**What needs to be done**
Which lines of the data hold the word "otherwise"? Copy all of them.

^^^^^^^^^^^^^^^^

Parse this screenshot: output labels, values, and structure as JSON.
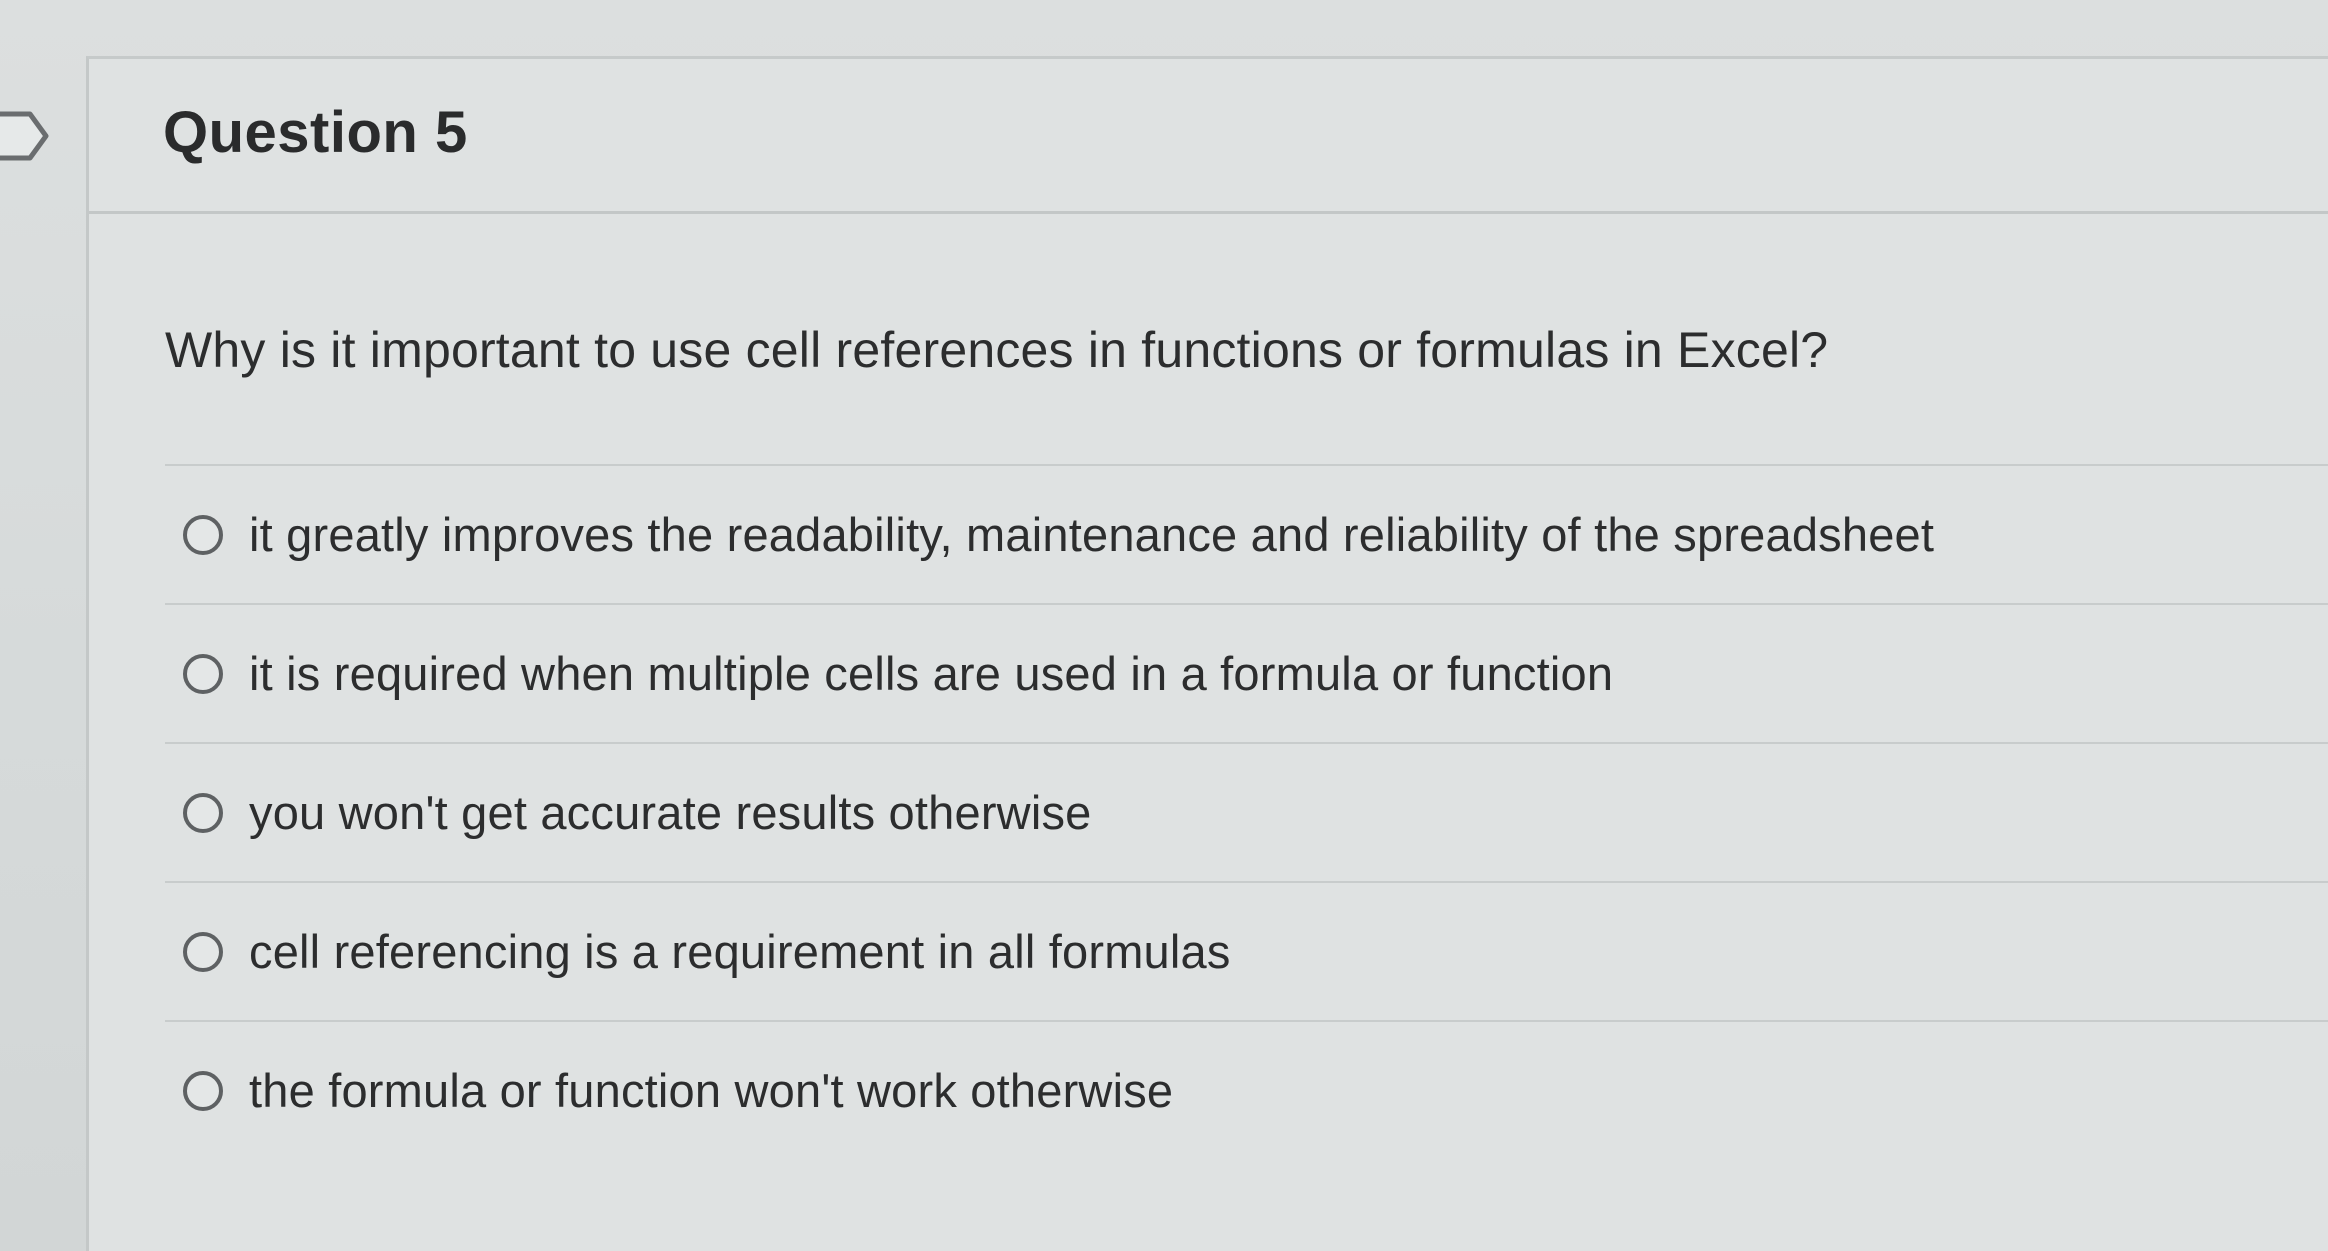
{
  "question": {
    "title": "Question 5",
    "prompt": "Why is it important to use cell references in functions or formulas in Excel?",
    "options": [
      {
        "label": "it greatly improves the readability, maintenance and reliability of the spreadsheet",
        "selected": false
      },
      {
        "label": "it is required when multiple cells are used in a formula or function",
        "selected": false
      },
      {
        "label": "you won't get accurate results otherwise",
        "selected": false
      },
      {
        "label": "cell referencing is a requirement in all formulas",
        "selected": false
      },
      {
        "label": "the formula or function won't work otherwise",
        "selected": false
      }
    ]
  },
  "icons": {
    "flag": "question-flag-icon",
    "radio": "radio-button-icon"
  },
  "colors": {
    "background": "#d9dcdc",
    "text": "#2c2d2e",
    "divider": "#c8cccc",
    "radio_border": "#5e6163"
  }
}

^^^^^^^^^^^^^^^^

**Task output**
        "label": "you won't get accurate results otherwise",
        "label": "the formula or function won't work otherwise",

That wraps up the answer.